(Dataset excerpts)

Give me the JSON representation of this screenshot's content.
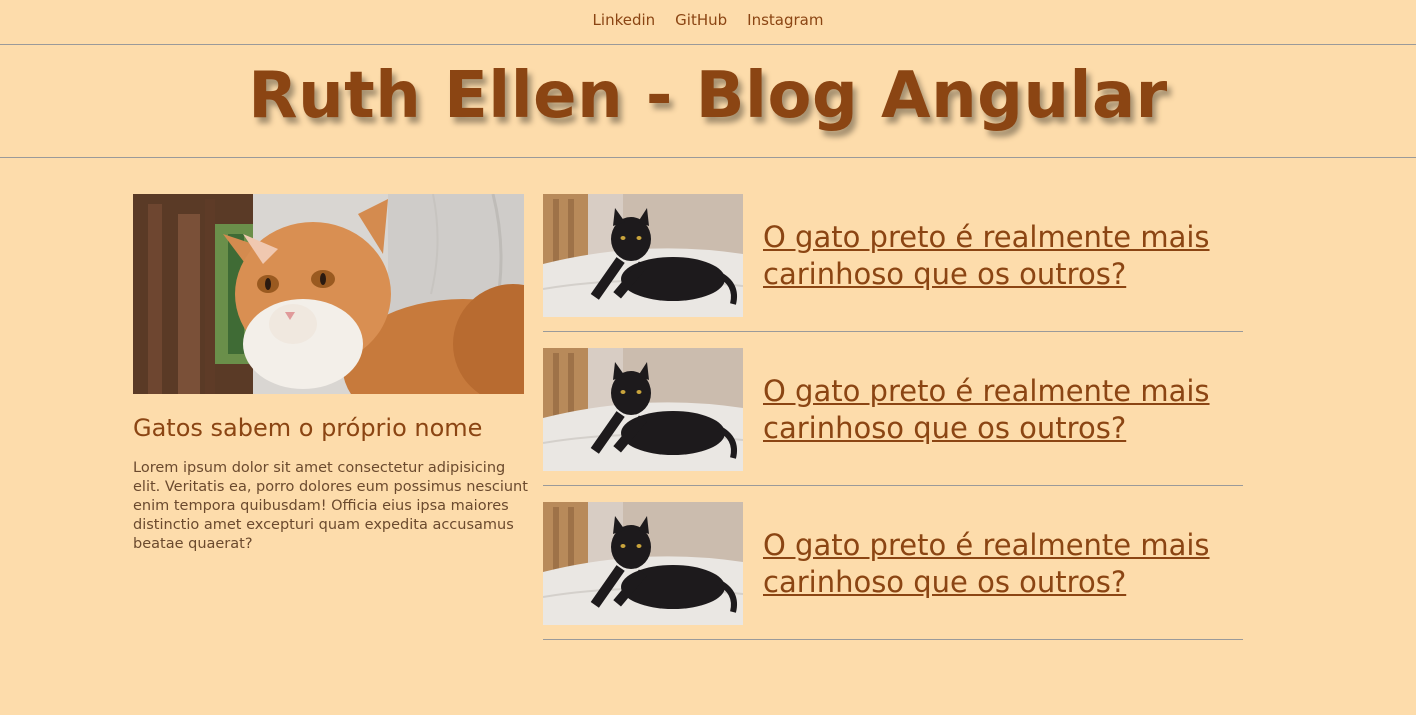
{
  "nav": {
    "links": [
      "Linkedin",
      "GitHub",
      "Instagram"
    ]
  },
  "header": {
    "title": "Ruth Ellen - Blog Angular"
  },
  "featured": {
    "title": "Gatos sabem o próprio nome",
    "text": "Lorem ipsum dolor sit amet consectetur adipisicing elit. Veritatis ea, porro dolores eum possimus nesciunt enim tempora quibusdam! Officia eius ipsa maiores distinctio amet excepturi quam expedita accusamus beatae quaerat?"
  },
  "posts": [
    {
      "title": "O gato preto é realmente mais carinhoso que os outros?"
    },
    {
      "title": "O gato preto é realmente mais carinhoso que os outros?"
    },
    {
      "title": "O gato preto é realmente mais carinhoso que os outros?"
    }
  ],
  "colors": {
    "background": "#FDDCAB",
    "accent": "#8B4513"
  }
}
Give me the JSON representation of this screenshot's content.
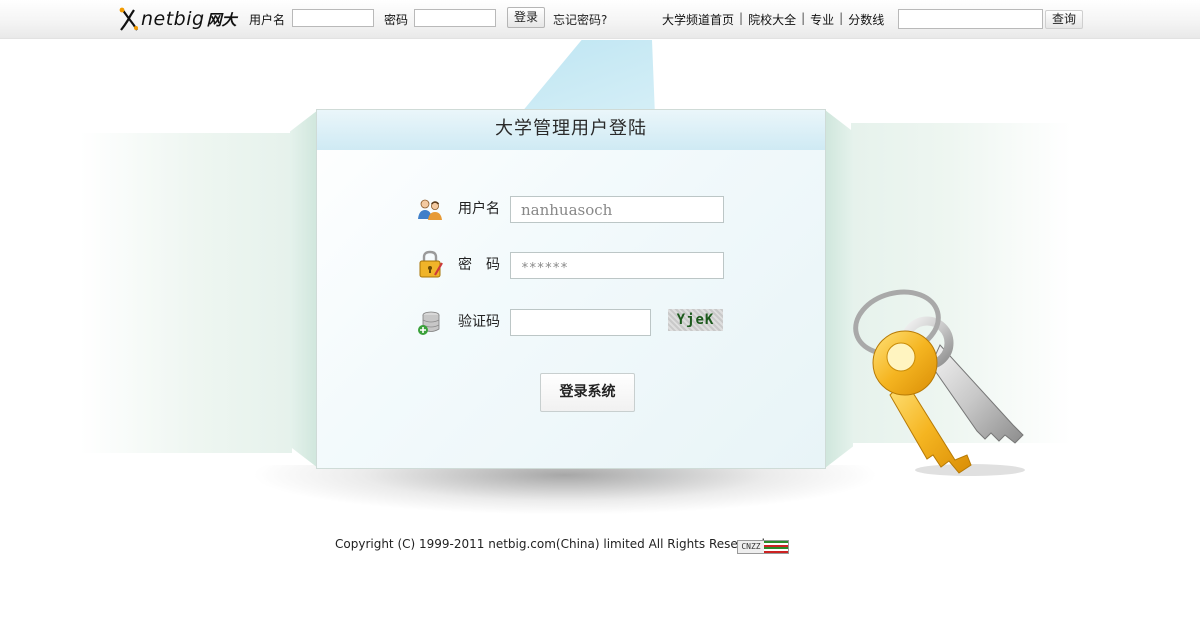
{
  "topbar": {
    "logo_text": "netbig",
    "logo_text_cn": "网大",
    "username_label": "用户名",
    "username_value": "",
    "password_label": "密码",
    "password_value": "",
    "login_button": "登录",
    "forgot_link": "忘记密码?",
    "nav": [
      "大学频道首页",
      "院校大全",
      "专业",
      "分数线"
    ],
    "search_value": "",
    "search_button": "查询"
  },
  "panel": {
    "title": "大学管理用户登陆",
    "username_label": "用户名",
    "username_value": "nanhuasoch",
    "password_label": "密　码",
    "password_value": "******",
    "captcha_label": "验证码",
    "captcha_value": "",
    "captcha_image_text": "YjeK",
    "submit_button": "登录系统"
  },
  "icons": {
    "users": "users-icon",
    "lock": "lock-icon",
    "database": "database-add-icon",
    "keys": "keys-icon"
  },
  "footer": {
    "copyright": "Copyright (C) 1999-2011 netbig.com(China) limited All Rights Reserved",
    "badge_text": "CNZZ"
  },
  "colors": {
    "panel_header": "#cfeaf4",
    "accent_key": "#f5b521",
    "captcha_text": "#1d5a1d"
  }
}
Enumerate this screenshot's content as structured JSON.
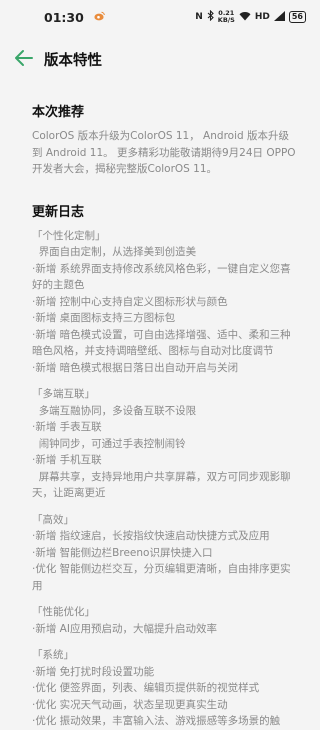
{
  "status_bar": {
    "time": "01:30",
    "app_icon": "weibo-icon",
    "nfc": "N",
    "bluetooth_icon": "bluetooth-icon",
    "net_speed": "0.21",
    "net_unit": "KB/S",
    "signal_label": "HD",
    "battery": "56"
  },
  "header": {
    "back_icon": "back-arrow-icon",
    "title": "版本特性",
    "accent_color": "#3aa66a"
  },
  "recommend": {
    "title": "本次推荐",
    "text": "ColorOS 版本升级为ColorOS 11， Android 版本升级到 Android 11。 更多精彩功能敬请期待9月24日 OPPO 开发者大会，揭秘完整版ColorOS 11。"
  },
  "changelog": {
    "title": "更新日志",
    "lines": [
      "「个性化定制」",
      "  界面自由定制，从选择美到创造美",
      "·新增 系统界面支持修改系统风格色彩，一键自定义您喜好的主题色",
      "·新增 控制中心支持自定义图标形状与颜色",
      "·新增 桌面图标支持三方图标包",
      "·新增 暗色模式设置，可自由选择增强、适中、柔和三种暗色风格，并支持调暗壁纸、图标与自动对比度调节",
      "·新增 暗色模式根据日落日出自动开启与关闭",
      "",
      "「多端互联」",
      "  多端互融协同，多设备互联不设限",
      "·新增 手表互联",
      "  闹钟同步，可通过手表控制闹铃",
      "·新增 手机互联",
      "  屏幕共享，支持异地用户共享屏幕，双方可同步观影聊天，让距离更近",
      "",
      "「高效」",
      "·新增 指纹速启，长按指纹快速启动快捷方式及应用",
      "·新增 智能侧边栏Breeno识屏快捷入口",
      "·优化 智能侧边栏交互，分页编辑更清晰，自由排序更实用",
      "",
      "「性能优化」",
      "·新增 AI应用预启动，大幅提升启动效率",
      "",
      "「系统」",
      "·新增 免打扰时段设置功能",
      "·优化 便签界面，列表、编辑页提供新的视觉样式",
      "·优化 实况天气动画，状态呈现更真实生动",
      "·优化 振动效果，丰富输入法、游戏振感等多场景的触"
    ]
  }
}
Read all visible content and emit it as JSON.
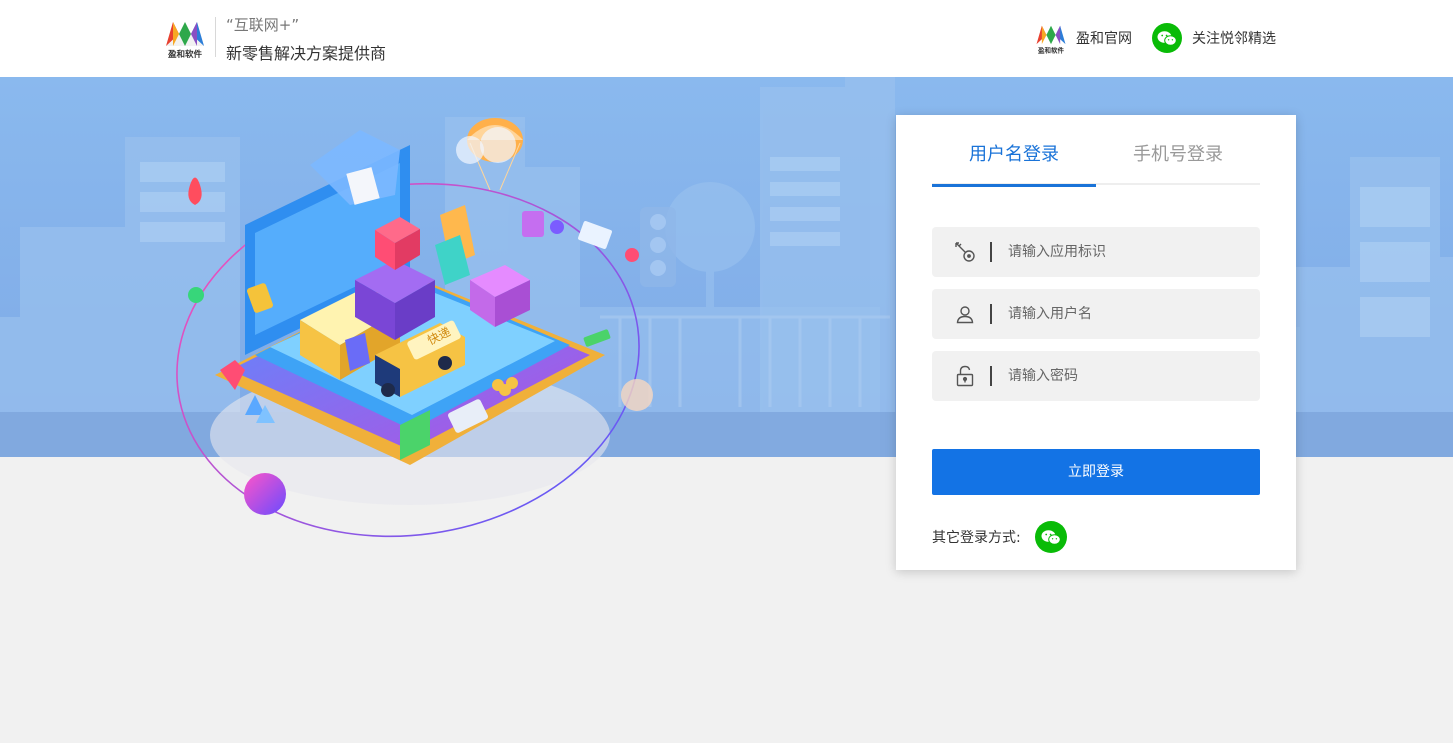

- **Written problem**:
Print out the whole of the material word for word, without pictures.

- **Answer to this task**:
Give me the JSON representation of this screenshot's content.
{
  "nav": {
    "links": [
      "Linkedin",
      "GitHub",
      "Instagram"
    ]
  },
  "header": {
    "title": "Ruth Ellen - Blog Angular"
  },
  "featured": {
    "title": "Gatos sabem o próprio nome",
    "text": "Lorem ipsum dolor sit amet consectetur adipisicing elit. Veritatis ea, porro dolores eum possimus nesciunt enim tempora quibusdam! Officia eius ipsa maiores distinctio amet excepturi quam expedita accusamus beatae quaerat?"
  },
  "posts": [
    {
      "title": "O gato preto é realmente mais carinhoso que os outros?"
    },
    {
      "title": "O gato preto é realmente mais carinhoso que os outros?"
    },
    {
      "title": "O gato preto é realmente mais carinhoso que os outros?"
    }
  ],
  "colors": {
    "background": "#FDDCAB",
    "accent": "#8B4513"
  }
}
Give me the JSON representation of this screenshot's content.
{
  "topbar": {
    "logo_text": "netbig",
    "logo_text_cn": "网大",
    "username_label": "用户名",
    "username_value": "",
    "password_label": "密码",
    "password_value": "",
    "login_button": "登录",
    "forgot_link": "忘记密码?",
    "nav": [
      "大学频道首页",
      "院校大全",
      "专业",
      "分数线"
    ],
    "search_value": "",
    "search_button": "查询"
  },
  "panel": {
    "title": "大学管理用户登陆",
    "username_label": "用户名",
    "username_value": "nanhuasoch",
    "password_label": "密　码",
    "password_value": "******",
    "captcha_label": "验证码",
    "captcha_value": "",
    "captcha_image_text": "YjeK",
    "submit_button": "登录系统"
  },
  "icons": {
    "users": "users-icon",
    "lock": "lock-icon",
    "database": "database-add-icon",
    "keys": "keys-icon"
  },
  "footer": {
    "copyright": "Copyright (C) 1999-2011 netbig.com(China) limited All Rights Reserved",
    "badge_text": "CNZZ"
  },
  "colors": {
    "panel_header": "#cfeaf4",
    "accent_key": "#f5b521",
    "captcha_text": "#1d5a1d"
  }
}
Enumerate this screenshot's content as structured JSON.
{
  "status_bar": {
    "time": "01:30",
    "app_icon": "weibo-icon",
    "nfc": "N",
    "bluetooth_icon": "bluetooth-icon",
    "net_speed": "0.21",
    "net_unit": "KB/S",
    "signal_label": "HD",
    "battery": "56"
  },
  "header": {
    "back_icon": "back-arrow-icon",
    "title": "版本特性",
    "accent_color": "#3aa66a"
  },
  "recommend": {
    "title": "本次推荐",
    "text": "ColorOS 版本升级为ColorOS 11， Android 版本升级到 Android 11。 更多精彩功能敬请期待9月24日 OPPO 开发者大会，揭秘完整版ColorOS 11。"
  },
  "changelog": {
    "title": "更新日志",
    "lines": [
      "「个性化定制」",
      "  界面自由定制，从选择美到创造美",
      "·新增 系统界面支持修改系统风格色彩，一键自定义您喜好的主题色",
      "·新增 控制中心支持自定义图标形状与颜色",
      "·新增 桌面图标支持三方图标包",
      "·新增 暗色模式设置，可自由选择增强、适中、柔和三种暗色风格，并支持调暗壁纸、图标与自动对比度调节",
      "·新增 暗色模式根据日落日出自动开启与关闭",
      "",
      "「多端互联」",
      "  多端互融协同，多设备互联不设限",
      "·新增 手表互联",
      "  闹钟同步，可通过手表控制闹铃",
      "·新增 手机互联",
      "  屏幕共享，支持异地用户共享屏幕，双方可同步观影聊天，让距离更近",
      "",
      "「高效」",
      "·新增 指纹速启，长按指纹快速启动快捷方式及应用",
      "·新增 智能侧边栏Breeno识屏快捷入口",
      "·优化 智能侧边栏交互，分页编辑更清晰，自由排序更实用",
      "",
      "「性能优化」",
      "·新增 AI应用预启动，大幅提升启动效率",
      "",
      "「系统」",
      "·新增 免打扰时段设置功能",
      "·优化 便签界面，列表、编辑页提供新的视觉样式",
      "·优化 实况天气动画，状态呈现更真实生动",
      "·优化 振动效果，丰富输入法、游戏振感等多场景的触"
    ]
  }
}
Read all visible content and emit it as JSON.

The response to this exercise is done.